Could you copy the items word for word, beginning with their first line and stopping after the line that contains "data-point (477, 528, 489, 539)", both ends included?
## begin
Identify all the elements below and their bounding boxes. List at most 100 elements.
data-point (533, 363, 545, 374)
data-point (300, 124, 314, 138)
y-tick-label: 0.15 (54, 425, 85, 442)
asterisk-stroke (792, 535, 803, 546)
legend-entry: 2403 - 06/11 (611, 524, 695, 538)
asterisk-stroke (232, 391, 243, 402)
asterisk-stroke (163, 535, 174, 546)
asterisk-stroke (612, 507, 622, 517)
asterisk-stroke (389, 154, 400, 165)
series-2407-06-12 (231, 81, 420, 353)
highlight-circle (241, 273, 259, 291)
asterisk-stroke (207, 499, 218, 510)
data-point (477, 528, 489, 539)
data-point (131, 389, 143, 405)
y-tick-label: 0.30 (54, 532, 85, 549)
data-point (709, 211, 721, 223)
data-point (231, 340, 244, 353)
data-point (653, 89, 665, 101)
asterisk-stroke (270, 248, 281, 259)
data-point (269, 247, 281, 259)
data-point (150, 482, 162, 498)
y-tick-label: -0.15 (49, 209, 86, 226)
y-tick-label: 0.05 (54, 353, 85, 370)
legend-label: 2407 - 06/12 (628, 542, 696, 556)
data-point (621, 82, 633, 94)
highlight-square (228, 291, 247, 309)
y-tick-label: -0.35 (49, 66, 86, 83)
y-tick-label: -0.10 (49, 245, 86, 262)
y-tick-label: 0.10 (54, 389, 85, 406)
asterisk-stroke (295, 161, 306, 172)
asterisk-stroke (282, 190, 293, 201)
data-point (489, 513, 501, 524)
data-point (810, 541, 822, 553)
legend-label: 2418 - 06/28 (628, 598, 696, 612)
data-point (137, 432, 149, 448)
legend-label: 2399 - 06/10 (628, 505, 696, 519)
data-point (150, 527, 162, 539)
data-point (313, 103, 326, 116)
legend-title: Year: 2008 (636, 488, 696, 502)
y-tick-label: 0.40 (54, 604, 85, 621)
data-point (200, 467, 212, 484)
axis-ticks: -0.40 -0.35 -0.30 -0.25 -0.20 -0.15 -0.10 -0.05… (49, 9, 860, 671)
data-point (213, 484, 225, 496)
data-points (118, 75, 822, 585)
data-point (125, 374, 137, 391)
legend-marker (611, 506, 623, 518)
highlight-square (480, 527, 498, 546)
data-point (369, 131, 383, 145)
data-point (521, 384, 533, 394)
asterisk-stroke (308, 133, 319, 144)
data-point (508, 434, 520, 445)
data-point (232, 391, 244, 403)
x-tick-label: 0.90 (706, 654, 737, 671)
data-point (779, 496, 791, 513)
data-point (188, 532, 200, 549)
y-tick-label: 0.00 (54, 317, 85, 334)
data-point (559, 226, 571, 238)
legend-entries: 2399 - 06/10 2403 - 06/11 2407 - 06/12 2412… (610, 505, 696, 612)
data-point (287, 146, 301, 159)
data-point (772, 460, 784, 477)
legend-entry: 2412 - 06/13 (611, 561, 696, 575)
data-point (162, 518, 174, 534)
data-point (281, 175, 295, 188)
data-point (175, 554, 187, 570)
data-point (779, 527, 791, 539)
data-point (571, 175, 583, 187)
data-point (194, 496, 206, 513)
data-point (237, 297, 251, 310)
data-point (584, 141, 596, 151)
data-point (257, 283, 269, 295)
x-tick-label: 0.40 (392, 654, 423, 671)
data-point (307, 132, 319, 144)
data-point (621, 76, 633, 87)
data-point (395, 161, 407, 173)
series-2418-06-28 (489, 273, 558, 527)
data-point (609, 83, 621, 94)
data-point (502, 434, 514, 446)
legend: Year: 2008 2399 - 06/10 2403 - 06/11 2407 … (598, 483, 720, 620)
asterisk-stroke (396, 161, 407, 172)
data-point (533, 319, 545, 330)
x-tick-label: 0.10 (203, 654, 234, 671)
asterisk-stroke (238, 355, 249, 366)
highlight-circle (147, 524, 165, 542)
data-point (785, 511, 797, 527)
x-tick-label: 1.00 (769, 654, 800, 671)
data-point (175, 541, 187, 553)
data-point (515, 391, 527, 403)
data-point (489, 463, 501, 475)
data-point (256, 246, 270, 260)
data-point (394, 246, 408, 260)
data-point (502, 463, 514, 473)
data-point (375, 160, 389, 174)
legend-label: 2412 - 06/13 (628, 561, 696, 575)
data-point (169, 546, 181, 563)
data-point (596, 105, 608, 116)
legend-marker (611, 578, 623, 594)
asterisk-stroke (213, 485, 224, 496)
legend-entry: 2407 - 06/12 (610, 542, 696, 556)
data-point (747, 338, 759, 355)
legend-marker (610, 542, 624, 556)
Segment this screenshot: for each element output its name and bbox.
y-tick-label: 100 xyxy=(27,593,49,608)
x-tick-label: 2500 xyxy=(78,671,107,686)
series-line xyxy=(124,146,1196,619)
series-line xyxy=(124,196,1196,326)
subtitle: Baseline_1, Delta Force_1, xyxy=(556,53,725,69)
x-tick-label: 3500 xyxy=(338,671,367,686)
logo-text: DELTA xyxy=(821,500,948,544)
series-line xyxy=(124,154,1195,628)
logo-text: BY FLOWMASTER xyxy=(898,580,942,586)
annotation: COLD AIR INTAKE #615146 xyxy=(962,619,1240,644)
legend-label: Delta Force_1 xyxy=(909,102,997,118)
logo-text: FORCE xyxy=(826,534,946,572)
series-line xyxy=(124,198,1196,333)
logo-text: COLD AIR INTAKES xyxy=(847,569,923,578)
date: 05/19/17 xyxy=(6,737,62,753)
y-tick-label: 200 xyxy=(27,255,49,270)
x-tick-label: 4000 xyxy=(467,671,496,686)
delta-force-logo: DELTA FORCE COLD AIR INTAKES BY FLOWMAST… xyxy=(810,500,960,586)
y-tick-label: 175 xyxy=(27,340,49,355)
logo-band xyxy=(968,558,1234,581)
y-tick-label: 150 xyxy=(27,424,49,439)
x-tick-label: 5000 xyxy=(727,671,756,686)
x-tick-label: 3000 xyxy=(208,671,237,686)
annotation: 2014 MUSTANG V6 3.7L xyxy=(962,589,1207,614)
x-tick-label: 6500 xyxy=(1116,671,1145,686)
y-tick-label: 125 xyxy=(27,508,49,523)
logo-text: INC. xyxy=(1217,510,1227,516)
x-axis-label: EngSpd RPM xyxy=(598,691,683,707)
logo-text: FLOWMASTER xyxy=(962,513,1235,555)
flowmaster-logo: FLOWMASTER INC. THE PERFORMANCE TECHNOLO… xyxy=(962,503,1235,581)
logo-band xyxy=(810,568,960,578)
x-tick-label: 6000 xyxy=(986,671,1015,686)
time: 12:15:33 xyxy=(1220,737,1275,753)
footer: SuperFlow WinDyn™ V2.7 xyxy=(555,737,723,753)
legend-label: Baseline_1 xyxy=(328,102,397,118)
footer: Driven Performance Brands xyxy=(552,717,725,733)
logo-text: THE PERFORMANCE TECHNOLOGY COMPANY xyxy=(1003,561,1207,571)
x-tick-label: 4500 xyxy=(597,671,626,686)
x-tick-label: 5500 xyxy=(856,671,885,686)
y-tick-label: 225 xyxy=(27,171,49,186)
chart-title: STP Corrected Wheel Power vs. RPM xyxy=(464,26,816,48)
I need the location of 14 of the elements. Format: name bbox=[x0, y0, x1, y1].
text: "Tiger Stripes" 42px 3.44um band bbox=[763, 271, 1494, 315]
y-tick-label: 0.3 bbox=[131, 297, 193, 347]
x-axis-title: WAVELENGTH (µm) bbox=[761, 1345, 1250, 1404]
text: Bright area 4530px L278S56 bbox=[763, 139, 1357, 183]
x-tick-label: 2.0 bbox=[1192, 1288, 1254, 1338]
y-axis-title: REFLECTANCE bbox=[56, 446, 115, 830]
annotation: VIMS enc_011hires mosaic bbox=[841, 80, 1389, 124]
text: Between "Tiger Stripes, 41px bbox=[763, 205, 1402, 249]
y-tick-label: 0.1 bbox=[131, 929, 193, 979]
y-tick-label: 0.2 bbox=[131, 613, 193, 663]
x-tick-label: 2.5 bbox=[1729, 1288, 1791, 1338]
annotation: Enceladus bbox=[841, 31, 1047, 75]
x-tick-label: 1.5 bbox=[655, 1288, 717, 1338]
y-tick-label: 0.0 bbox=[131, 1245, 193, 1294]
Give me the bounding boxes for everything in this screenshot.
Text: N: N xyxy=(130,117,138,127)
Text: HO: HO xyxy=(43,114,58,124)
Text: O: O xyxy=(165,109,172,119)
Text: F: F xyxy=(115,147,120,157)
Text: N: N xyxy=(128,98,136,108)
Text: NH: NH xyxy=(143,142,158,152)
## end
• **Task output**:
Identify all the elements below and their bounding boxes. List at most 100 elements.
data-point (533, 363, 545, 374)
data-point (300, 124, 314, 138)
y-tick-label: 0.15 (54, 425, 85, 442)
asterisk-stroke (792, 535, 803, 546)
legend-entry: 2403 - 06/11 (611, 524, 695, 538)
asterisk-stroke (232, 391, 243, 402)
asterisk-stroke (163, 535, 174, 546)
asterisk-stroke (612, 507, 622, 517)
asterisk-stroke (389, 154, 400, 165)
series-2407-06-12 (231, 81, 420, 353)
highlight-circle (241, 273, 259, 291)
asterisk-stroke (207, 499, 218, 510)
data-point (477, 528, 489, 539)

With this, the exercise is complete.